** GIVEN REQUEST **
Extract each line where the string "Redirect" shows up.

** PROVIDED MATERIAL **
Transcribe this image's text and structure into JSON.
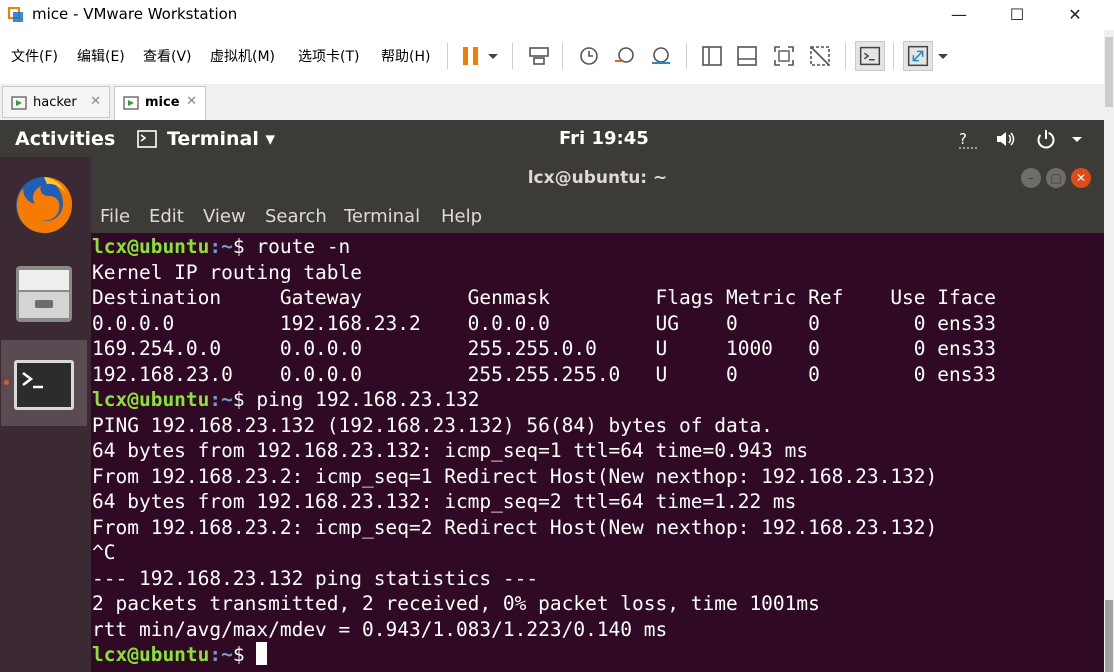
{
  "window": {
    "title": "mice - VMware Workstation"
  },
  "menu": [
    "文件(F)",
    "编辑(E)",
    "查看(V)",
    "虚拟机(M)",
    "选项卡(T)",
    "帮助(H)"
  ],
  "toolbar_icons": [
    "pause-icon",
    "dropdown-icon",
    "send-ctrl-alt-del-icon",
    "snapshot-icon",
    "revert-snapshot-icon",
    "snapshot-manager-icon",
    "show-library-icon",
    "thumbnail-icon",
    "full-screen-icon",
    "unity-icon",
    "console-view-icon",
    "stretch-icon",
    "stretch-dropdown-icon"
  ],
  "vm_tabs": [
    {
      "label": "hacker",
      "active": false
    },
    {
      "label": "mice",
      "active": true
    }
  ],
  "ubuntu": {
    "activities": "Activities",
    "app_menu": "Terminal ▾",
    "clock": "Fri 19:45"
  },
  "dock": [
    "firefox-icon",
    "files-icon",
    "terminal-icon"
  ],
  "terminal": {
    "title": "lcx@ubuntu: ~",
    "menu": [
      "File",
      "Edit",
      "View",
      "Search",
      "Terminal",
      "Help"
    ],
    "prompt_user": "lcx@ubuntu",
    "prompt_path": ":~",
    "prompt_end": "$ ",
    "lines": [
      {
        "prompt": true,
        "text": "route -n"
      },
      {
        "prompt": false,
        "text": "Kernel IP routing table"
      },
      {
        "prompt": false,
        "text": "Destination     Gateway         Genmask         Flags Metric Ref    Use Iface"
      },
      {
        "prompt": false,
        "text": "0.0.0.0         192.168.23.2    0.0.0.0         UG    0      0        0 ens33"
      },
      {
        "prompt": false,
        "text": "169.254.0.0     0.0.0.0         255.255.0.0     U     1000   0        0 ens33"
      },
      {
        "prompt": false,
        "text": "192.168.23.0    0.0.0.0         255.255.255.0   U     0      0        0 ens33"
      },
      {
        "prompt": true,
        "text": "ping 192.168.23.132"
      },
      {
        "prompt": false,
        "text": "PING 192.168.23.132 (192.168.23.132) 56(84) bytes of data."
      },
      {
        "prompt": false,
        "text": "64 bytes from 192.168.23.132: icmp_seq=1 ttl=64 time=0.943 ms"
      },
      {
        "prompt": false,
        "text": "From 192.168.23.2: icmp_seq=1 Redirect Host(New nexthop: 192.168.23.132)"
      },
      {
        "prompt": false,
        "text": "64 bytes from 192.168.23.132: icmp_seq=2 ttl=64 time=1.22 ms"
      },
      {
        "prompt": false,
        "text": "From 192.168.23.2: icmp_seq=2 Redirect Host(New nexthop: 192.168.23.132)"
      },
      {
        "prompt": false,
        "text": "^C"
      },
      {
        "prompt": false,
        "text": "--- 192.168.23.132 ping statistics ---"
      },
      {
        "prompt": false,
        "text": "2 packets transmitted, 2 received, 0% packet loss, time 1001ms"
      },
      {
        "prompt": false,
        "text": "rtt min/avg/max/mdev = 0.943/1.083/1.223/0.140 ms"
      },
      {
        "prompt": true,
        "text": "",
        "cursor": true
      }
    ]
  }
}
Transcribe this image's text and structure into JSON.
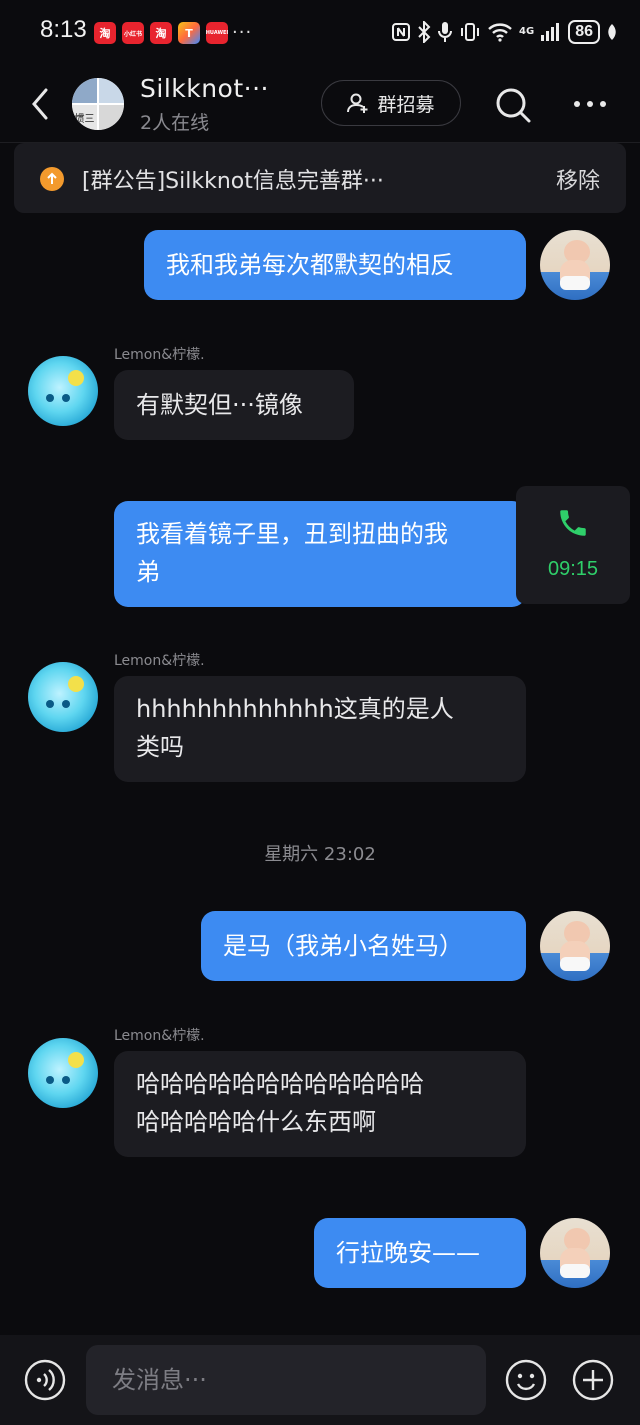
{
  "status": {
    "time": "8:13",
    "app_icons": [
      "淘",
      "小红书",
      "淘",
      "T",
      "HUAWEI"
    ],
    "more": "···",
    "battery": "86",
    "net": "4G"
  },
  "header": {
    "title": "Silkknot···",
    "subtitle": "2人在线",
    "avatar_text": "惯三",
    "recruit_label": "群招募"
  },
  "notice": {
    "text": "[群公告]Silkknot信息完善群···",
    "remove_label": "移除"
  },
  "messages": [
    {
      "text": "我和我弟每次都默契的相反"
    },
    {
      "sender": "Lemon&柠檬.",
      "text": "有默契但···镜像"
    },
    {
      "text_line1": "我看着镜子里，丑到扭曲的我",
      "text_line2": "弟"
    },
    {
      "sender": "Lemon&柠檬.",
      "text_line1": "hhhhhhhhhhhhh这真的是人",
      "text_line2": "类吗"
    },
    {
      "text": "是马（我弟小名姓马）"
    },
    {
      "sender": "Lemon&柠檬.",
      "text_line1": "哈哈哈哈哈哈哈哈哈哈哈哈",
      "text_line2": "哈哈哈哈哈什么东西啊"
    },
    {
      "text": "行拉晚安——"
    }
  ],
  "call": {
    "time": "09:15"
  },
  "timestamp": "星期六 23:02",
  "input": {
    "placeholder": "发消息···"
  },
  "colors": {
    "accent": "#3d8bf2",
    "call_green": "#2fcf6a",
    "notice_orange": "#f39a2d"
  }
}
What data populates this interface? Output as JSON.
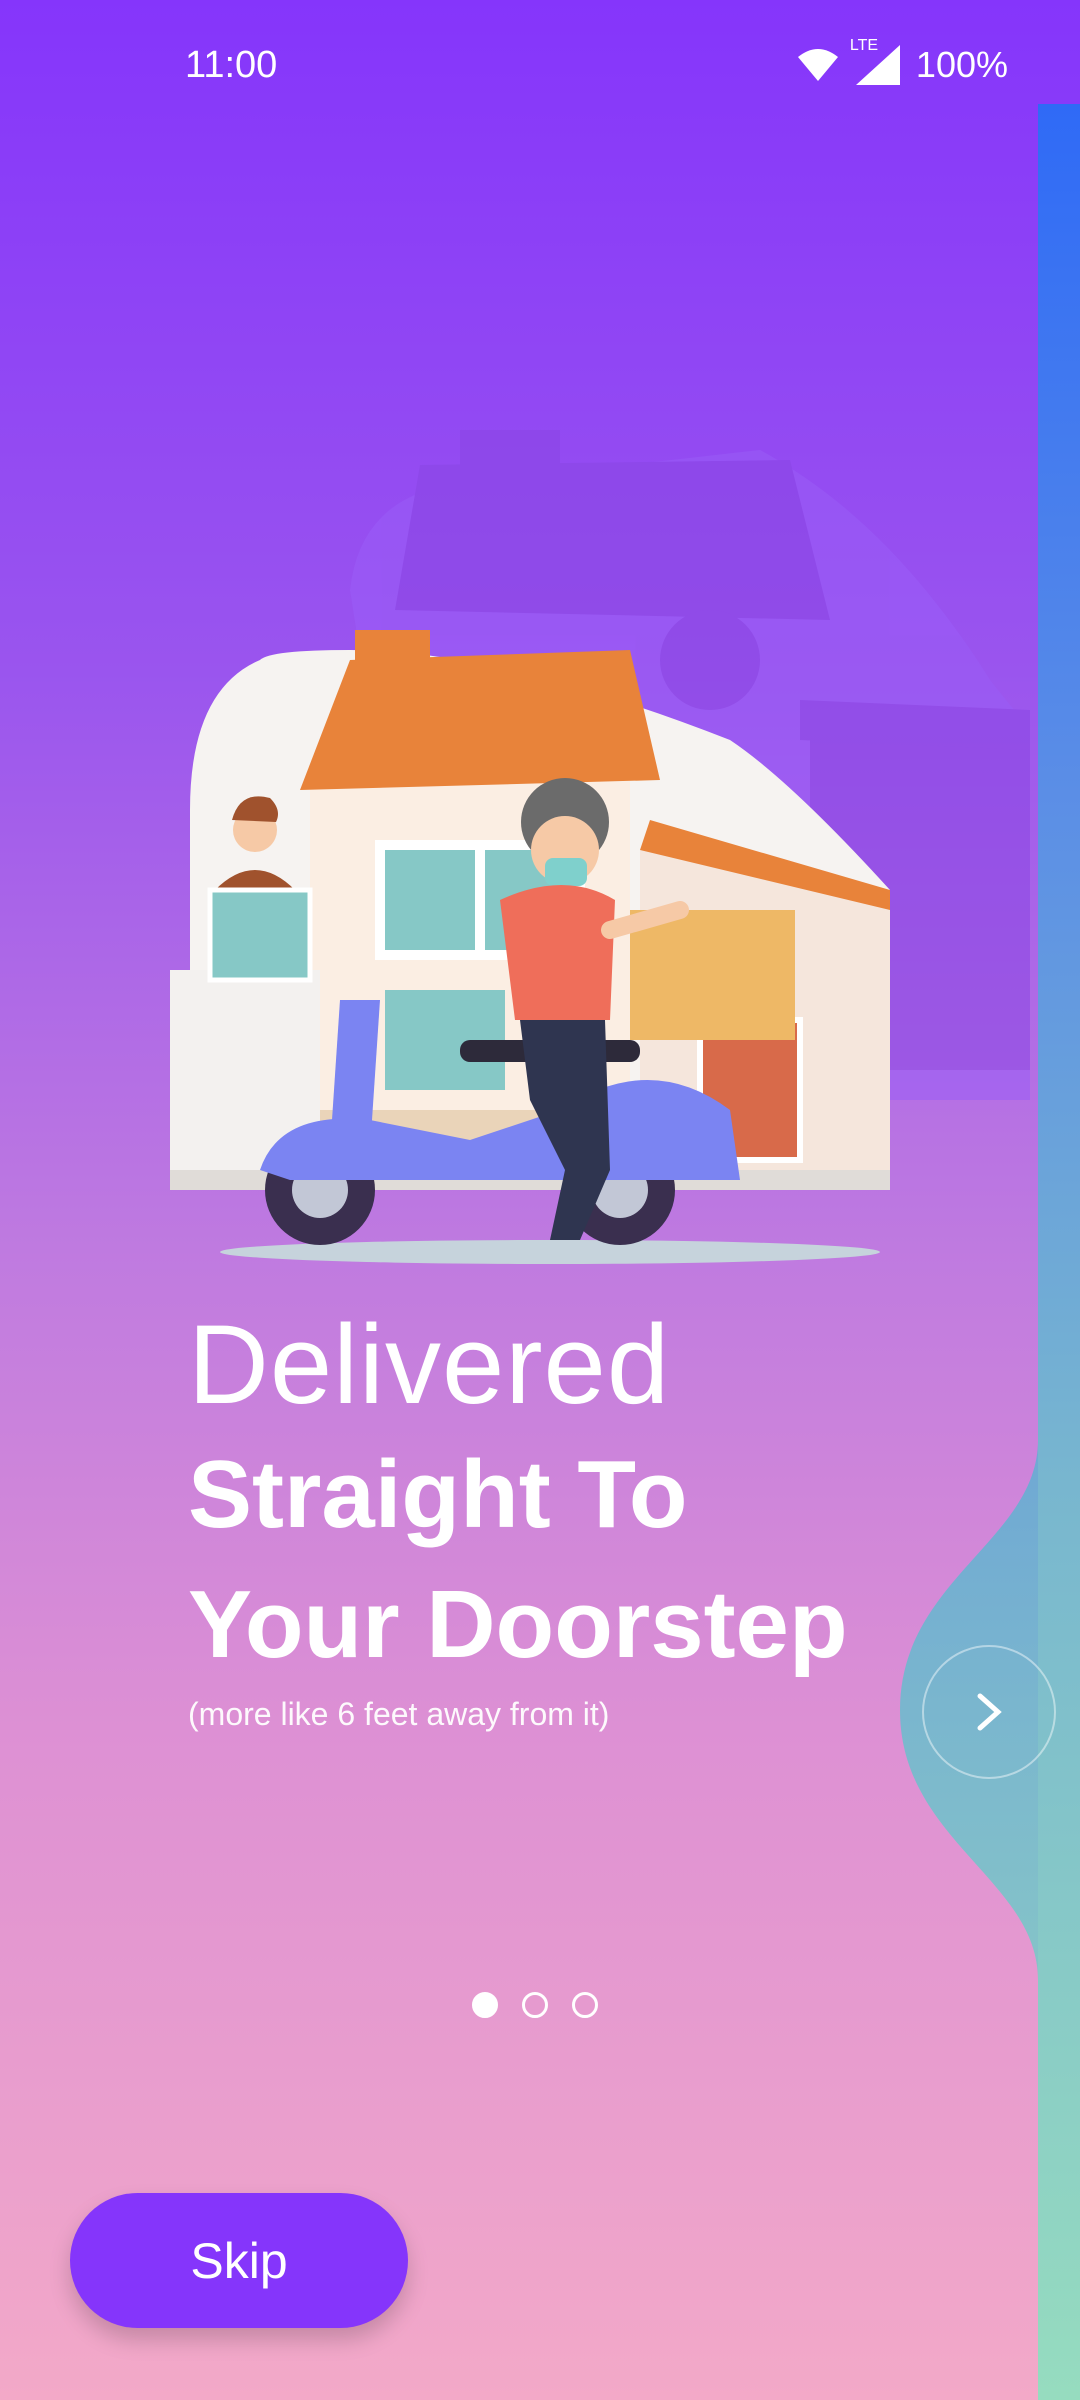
{
  "status_bar": {
    "time": "11:00",
    "network_label": "LTE",
    "battery_text": "100%",
    "icons": [
      "wifi-icon",
      "signal-icon"
    ]
  },
  "onboarding": {
    "headline_line1": "Delivered",
    "headline_line2": "Straight To",
    "headline_line3": "Your Doorstep",
    "subtext": "(more like 6 feet away from it)",
    "page_indicator": {
      "current": 1,
      "total": 3
    },
    "next_button_icon": "chevron-right-icon",
    "skip_label": "Skip"
  },
  "colors": {
    "primary": "#8535fb",
    "strip_top": "#2f6af6",
    "strip_bottom": "#96dcbf",
    "house_roof": "#e8833a",
    "scooter": "#7b84f2",
    "box": "#eeb866"
  }
}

** REPLY TO THE EXERCISE **
        "text": "From 192.168.23.2: icmp_seq=1 Redirect Host(New nexthop: 192.168.23.132)"
        "text": "From 192.168.23.2: icmp_seq=2 Redirect Host(New nexthop: 192.168.23.132)"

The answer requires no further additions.